**REQUIREMENT 1**.
Answer these from the Minden water article, each on its own line:
(a) How many test sites does Minden have in its water system?
(b) How many wells supply the city's water, and in which aquifer are they?
(c) In what year did the state Health Department issue its emergency rule on disinfectant levels?
**REQUIREMENT 2**.
Please write out the Minden water article from "Earlier this week, Ascension" up to and including "off any contaminants.", word for word.

**SOURCE PASSAGE**.
---+---

Earlier this week, Ascension and St. Bernard Parish officials said Naegleria fowleria amoeba, commonly knows as “brain-eating amoeba,” had been found in their water systems.
Officials with the City of Minden say the chances of the parasite contaminating city water is unlikely.
“It’s not very likely (contamination) because we keep our chlorine level so high,” Rick Broussard, city water and wastewater manager said. “We
usually go into the system at the water plant with .9 parts per million and at the end of the system we usually register a .6 or .7 parts per million.”
In 2013, the state Health Department issued an emergency rule requiring water systems in Louisiana to maintain a minimum disinfectant level of .5 milligram of disinfectant per liter of water throughout the system.
Broussard says that by maintaining a good chorine level through out the system helps fight off any contaminants.
Maintaining the chlorine at the required levels is not the only precaution taken to ensure the city’s water is safe. Broussard says the health department tests samples on a monthly basis.
“We have 30 test sites in the system, one month we will send in samples from 15 sites in the system and the next month we send in from the other 15. They are from all parts of the system,” he said. “They will test to see if we have any coliform in the water and we do a chorine residual test on a regular basis.”
The City of Minden’s water is supplied by nine wells in the Sparta Aquifer, Broussard said.
He says the last batch of samples were sent in around the second week of July and no contaminates were found.
The parasite has caused three deaths in Louisiana — in DeSoto and St. Bernard parishes, since 2011.

---+---

**INFORMATION SHOWN**.

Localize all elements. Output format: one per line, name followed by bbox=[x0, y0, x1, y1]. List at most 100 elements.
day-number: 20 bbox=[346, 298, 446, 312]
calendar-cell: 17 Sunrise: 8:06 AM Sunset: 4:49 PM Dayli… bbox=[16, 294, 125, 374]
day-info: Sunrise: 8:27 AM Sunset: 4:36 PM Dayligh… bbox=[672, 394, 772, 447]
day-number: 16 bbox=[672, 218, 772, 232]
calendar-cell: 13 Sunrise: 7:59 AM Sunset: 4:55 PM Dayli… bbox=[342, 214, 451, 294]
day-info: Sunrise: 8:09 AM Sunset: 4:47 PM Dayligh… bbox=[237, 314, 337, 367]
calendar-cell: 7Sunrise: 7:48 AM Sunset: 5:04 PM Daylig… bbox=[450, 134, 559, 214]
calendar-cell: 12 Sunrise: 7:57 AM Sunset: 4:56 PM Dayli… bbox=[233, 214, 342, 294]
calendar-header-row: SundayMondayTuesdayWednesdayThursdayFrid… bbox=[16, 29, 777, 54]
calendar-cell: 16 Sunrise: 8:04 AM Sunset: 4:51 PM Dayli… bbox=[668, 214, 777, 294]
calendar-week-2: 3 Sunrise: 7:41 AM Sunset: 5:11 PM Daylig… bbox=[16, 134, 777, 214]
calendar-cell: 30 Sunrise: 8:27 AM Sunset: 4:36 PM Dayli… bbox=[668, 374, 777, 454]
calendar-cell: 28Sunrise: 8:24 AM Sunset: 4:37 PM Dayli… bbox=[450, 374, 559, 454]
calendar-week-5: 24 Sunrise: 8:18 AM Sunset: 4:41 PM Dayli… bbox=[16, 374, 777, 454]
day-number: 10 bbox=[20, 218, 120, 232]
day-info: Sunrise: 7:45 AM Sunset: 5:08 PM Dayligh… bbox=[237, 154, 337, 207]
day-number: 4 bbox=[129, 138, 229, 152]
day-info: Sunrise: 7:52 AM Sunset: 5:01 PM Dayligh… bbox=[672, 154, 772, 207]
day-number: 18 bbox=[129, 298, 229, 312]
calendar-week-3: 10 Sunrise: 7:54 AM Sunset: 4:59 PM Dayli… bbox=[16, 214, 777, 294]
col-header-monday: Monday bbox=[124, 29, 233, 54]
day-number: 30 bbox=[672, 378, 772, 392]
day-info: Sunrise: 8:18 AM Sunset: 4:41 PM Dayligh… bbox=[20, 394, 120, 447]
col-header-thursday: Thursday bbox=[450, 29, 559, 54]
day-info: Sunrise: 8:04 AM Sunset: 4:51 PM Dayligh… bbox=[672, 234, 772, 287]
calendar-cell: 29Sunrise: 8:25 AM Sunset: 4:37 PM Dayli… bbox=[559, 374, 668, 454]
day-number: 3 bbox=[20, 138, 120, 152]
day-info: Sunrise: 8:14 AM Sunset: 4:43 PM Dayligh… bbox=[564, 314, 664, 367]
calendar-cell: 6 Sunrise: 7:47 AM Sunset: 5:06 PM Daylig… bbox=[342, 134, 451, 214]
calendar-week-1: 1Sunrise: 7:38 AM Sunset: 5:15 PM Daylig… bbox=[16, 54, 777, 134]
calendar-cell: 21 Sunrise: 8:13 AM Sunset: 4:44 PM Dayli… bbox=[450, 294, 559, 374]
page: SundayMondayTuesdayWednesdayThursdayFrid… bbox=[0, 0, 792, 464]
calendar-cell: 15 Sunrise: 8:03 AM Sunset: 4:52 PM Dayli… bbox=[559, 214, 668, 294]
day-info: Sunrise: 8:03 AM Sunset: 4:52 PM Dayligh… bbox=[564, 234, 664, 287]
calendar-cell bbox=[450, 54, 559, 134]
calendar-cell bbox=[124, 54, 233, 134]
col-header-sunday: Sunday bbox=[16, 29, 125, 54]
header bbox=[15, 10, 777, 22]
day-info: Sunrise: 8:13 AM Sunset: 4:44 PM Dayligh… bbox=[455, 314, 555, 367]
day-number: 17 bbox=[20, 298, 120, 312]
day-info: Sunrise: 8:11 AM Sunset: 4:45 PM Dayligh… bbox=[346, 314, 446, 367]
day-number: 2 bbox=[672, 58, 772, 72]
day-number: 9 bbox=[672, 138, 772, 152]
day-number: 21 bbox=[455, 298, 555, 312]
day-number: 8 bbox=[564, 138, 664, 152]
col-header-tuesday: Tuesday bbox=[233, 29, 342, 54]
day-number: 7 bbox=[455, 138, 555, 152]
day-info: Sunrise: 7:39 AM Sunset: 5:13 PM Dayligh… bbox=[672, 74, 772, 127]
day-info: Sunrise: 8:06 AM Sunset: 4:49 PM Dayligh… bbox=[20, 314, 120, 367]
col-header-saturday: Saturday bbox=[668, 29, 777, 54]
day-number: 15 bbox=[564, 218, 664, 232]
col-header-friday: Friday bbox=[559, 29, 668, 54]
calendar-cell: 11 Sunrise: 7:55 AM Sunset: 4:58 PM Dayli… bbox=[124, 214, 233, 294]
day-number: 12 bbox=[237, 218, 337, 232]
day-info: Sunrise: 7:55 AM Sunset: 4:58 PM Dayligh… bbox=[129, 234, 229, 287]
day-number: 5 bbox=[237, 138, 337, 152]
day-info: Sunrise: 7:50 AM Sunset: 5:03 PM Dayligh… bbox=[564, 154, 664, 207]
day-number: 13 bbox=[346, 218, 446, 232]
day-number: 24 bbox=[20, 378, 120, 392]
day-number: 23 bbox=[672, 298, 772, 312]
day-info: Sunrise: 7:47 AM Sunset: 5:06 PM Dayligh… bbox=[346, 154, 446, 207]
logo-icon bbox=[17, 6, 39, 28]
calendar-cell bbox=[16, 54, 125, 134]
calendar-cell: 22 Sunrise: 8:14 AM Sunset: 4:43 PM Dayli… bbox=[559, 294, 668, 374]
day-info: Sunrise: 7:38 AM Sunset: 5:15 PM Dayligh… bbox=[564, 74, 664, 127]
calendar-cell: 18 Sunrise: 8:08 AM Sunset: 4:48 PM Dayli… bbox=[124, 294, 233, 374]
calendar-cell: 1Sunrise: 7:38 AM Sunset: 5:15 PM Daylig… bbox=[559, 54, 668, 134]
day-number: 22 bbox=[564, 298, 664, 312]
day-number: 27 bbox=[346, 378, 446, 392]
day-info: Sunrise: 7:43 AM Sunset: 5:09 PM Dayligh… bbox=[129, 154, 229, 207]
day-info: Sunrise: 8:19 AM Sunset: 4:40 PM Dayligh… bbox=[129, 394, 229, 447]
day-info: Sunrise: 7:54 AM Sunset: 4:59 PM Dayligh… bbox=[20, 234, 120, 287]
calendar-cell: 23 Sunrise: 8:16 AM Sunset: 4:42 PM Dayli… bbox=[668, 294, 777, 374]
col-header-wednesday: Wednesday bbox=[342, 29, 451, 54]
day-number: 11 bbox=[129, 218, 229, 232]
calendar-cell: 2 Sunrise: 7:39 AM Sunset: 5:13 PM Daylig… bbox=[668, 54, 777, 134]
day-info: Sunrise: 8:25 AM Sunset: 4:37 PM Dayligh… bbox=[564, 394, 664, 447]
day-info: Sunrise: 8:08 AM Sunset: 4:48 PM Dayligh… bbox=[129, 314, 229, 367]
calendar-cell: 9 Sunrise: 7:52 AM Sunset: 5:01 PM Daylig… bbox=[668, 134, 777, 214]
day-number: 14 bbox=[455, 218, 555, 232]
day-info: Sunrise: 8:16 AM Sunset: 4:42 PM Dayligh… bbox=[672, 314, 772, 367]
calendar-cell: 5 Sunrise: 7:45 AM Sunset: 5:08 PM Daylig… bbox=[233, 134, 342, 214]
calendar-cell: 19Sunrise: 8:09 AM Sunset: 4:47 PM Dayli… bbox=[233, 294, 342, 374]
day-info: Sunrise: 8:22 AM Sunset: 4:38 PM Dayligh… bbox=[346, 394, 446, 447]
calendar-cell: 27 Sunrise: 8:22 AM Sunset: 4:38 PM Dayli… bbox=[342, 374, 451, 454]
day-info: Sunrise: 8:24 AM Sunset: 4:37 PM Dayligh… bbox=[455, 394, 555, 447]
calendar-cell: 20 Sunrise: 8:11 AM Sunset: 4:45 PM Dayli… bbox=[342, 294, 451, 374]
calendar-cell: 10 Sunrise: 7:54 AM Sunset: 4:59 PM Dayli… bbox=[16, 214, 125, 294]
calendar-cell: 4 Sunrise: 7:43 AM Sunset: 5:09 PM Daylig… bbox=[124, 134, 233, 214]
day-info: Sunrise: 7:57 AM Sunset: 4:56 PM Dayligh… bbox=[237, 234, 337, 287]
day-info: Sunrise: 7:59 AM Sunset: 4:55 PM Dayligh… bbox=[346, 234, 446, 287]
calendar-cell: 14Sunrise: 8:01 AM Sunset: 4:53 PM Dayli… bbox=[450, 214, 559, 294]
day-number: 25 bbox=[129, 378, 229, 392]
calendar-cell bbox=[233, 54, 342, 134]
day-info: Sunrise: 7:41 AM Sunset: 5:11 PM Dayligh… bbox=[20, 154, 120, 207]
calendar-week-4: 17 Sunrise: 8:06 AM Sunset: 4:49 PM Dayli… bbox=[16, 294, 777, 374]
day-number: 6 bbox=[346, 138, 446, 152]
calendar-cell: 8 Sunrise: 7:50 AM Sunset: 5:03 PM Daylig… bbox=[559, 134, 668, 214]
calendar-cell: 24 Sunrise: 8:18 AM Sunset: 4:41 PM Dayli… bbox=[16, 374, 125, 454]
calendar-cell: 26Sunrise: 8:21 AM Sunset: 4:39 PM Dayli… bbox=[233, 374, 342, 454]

---+---

**EXPECTED OUTPUT 1**.
(a) 30
(b) Nine wells, in the Sparta Aquifer
(c) 2013

**EXPECTED OUTPUT 2**.
Earlier this week, Ascension and St. Bernard Parish officials said Naegleria fowleria amoeba, commonly knows as “brain-eating amoeba,” had been found in their water systems.
Officials with the City of Minden say the chances of the parasite contaminating city water is unlikely.
“It’s not very likely (contamination) because we keep our chlorine level so high,” Rick Broussard, city water and wastewater manager said. “We
usually go into the system at the water plant with .9 parts per million and at the end of the system we usually register a .6 or .7 parts per million.”
In 2013, the state Health Department issued an emergency rule requiring water systems in Louisiana to maintain a minimum disinfectant level of .5 milligram of disinfectant per liter of water throughout the system.
Broussard says that by maintaining a good chorine level through out the system helps fight off any contaminants.